◆ Consigne
Relevez, dans l'extrait choisi, toutes les qualités de l'auteur auxquelles le plaisir de lecture est attribué.

◆ Extrait choisi

◇ ◇ ◇

La Nuit des origines.

SAADI Noureddine

Dans la caverne d’Ali Baba d’un antiquaire de Saint-Ouen, trône, insolite, un somptueux lit à baldaquin oriental. Autour de ce lit se noue une émouvante et triste histoire d’amour entre deux êtres déracinés. Elle, jeune Algérienne, vit dans le souvenir d’un passé familial prestigieux, lui, artiste, enfant de la DDAS, milite pour plus de justice sociale.

 

Spécialiste des questions algériennes dans ses essais, Noureddine Saadi a prouvé depuis La maison de lumière (N.B. jan. 2000) qu’il était aussi un excellent romancier, le romancier de la mémoire et des origines. Par le biais du fameux lit et d’un antique parchemin, on retrouve la même nostalgie de l’Algérie et de l’islam et, pour le lecteur, le même plaisir de lecture. On le doit au talent d’écriture de l’auteur, à sa finesse, à sa grande sensibilité exempte de toute mièvrerie. L’évocation du quartier grouillant et coloré des Puces autour duquel gravite toute une smala de personnages pittoresques, et qui sert de toile de fond aux amants malheureux, ajoute encore à ce plaisir.

◇ ◇ ◇

◆ Données
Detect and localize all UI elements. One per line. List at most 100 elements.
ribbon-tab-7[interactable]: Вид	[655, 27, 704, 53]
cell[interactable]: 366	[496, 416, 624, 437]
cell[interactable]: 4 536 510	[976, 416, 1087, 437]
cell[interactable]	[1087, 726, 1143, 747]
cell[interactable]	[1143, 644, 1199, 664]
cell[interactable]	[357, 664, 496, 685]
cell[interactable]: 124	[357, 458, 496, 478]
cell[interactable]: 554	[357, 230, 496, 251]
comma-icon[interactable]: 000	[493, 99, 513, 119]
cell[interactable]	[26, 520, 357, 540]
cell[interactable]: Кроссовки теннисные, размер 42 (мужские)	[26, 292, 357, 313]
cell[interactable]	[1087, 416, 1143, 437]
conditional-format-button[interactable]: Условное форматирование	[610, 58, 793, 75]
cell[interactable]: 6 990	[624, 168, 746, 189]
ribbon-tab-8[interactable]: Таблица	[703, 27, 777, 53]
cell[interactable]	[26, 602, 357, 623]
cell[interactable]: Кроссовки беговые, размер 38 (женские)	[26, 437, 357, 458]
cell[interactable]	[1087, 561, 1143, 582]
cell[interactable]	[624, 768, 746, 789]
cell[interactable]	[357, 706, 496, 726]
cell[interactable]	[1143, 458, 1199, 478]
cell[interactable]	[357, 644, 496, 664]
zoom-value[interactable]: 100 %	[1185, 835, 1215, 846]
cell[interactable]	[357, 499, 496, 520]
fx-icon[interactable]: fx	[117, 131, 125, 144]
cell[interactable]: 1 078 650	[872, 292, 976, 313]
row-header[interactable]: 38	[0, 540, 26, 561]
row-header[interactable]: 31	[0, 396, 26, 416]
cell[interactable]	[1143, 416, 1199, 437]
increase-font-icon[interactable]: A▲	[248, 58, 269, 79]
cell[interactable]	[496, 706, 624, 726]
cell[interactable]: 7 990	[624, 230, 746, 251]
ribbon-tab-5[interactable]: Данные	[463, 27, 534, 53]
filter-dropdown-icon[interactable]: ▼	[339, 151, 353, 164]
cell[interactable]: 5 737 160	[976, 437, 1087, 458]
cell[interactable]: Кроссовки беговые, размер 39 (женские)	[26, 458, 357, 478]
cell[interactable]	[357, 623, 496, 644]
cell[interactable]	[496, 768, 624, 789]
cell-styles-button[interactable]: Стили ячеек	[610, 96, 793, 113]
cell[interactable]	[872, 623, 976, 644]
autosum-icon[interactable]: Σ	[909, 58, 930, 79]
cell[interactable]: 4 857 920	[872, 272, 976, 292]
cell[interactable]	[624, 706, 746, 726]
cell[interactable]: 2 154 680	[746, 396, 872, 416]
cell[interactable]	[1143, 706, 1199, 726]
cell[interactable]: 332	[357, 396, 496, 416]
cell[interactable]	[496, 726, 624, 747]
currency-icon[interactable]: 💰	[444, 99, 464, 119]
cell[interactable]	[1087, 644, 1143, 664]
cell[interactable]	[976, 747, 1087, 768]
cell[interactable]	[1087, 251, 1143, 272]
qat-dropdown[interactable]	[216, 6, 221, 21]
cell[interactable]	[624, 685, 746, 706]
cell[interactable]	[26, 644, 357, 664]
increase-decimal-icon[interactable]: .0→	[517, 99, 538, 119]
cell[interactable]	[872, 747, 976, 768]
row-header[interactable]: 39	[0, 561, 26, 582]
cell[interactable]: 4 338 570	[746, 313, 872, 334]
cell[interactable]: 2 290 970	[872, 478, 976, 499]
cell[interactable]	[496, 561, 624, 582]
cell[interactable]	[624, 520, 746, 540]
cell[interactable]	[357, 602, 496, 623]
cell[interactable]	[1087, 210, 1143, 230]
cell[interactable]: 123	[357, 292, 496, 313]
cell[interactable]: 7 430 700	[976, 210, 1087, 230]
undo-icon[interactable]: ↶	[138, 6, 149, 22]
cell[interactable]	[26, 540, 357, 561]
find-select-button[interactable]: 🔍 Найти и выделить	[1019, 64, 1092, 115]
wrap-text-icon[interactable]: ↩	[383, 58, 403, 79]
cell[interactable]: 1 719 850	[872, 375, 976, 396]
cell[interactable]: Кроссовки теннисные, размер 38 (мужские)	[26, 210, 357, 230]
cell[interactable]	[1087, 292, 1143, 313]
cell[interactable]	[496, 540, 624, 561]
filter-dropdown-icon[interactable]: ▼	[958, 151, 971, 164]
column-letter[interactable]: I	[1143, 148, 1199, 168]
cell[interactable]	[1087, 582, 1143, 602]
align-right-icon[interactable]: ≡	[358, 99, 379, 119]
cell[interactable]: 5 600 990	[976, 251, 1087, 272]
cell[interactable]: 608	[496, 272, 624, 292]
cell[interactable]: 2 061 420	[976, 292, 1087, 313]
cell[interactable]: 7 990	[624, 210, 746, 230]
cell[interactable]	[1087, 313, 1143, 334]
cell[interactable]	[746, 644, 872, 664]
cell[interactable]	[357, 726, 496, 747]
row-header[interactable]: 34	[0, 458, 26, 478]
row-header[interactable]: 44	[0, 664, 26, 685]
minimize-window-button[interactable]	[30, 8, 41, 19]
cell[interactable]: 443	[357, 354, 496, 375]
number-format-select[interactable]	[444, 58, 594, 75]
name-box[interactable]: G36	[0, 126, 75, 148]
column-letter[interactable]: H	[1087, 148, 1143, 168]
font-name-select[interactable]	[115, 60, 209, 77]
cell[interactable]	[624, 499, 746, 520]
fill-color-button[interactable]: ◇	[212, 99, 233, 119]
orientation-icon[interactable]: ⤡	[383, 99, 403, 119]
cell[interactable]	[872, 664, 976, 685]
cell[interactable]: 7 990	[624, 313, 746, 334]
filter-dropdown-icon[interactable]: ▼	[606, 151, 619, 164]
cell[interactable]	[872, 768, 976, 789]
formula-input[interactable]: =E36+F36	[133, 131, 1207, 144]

◇ ◇ ◇

◆ Corrigé
- son talent d'écriture
- sa finesse
- sa grande sensibilité exempte de toute mièvrerie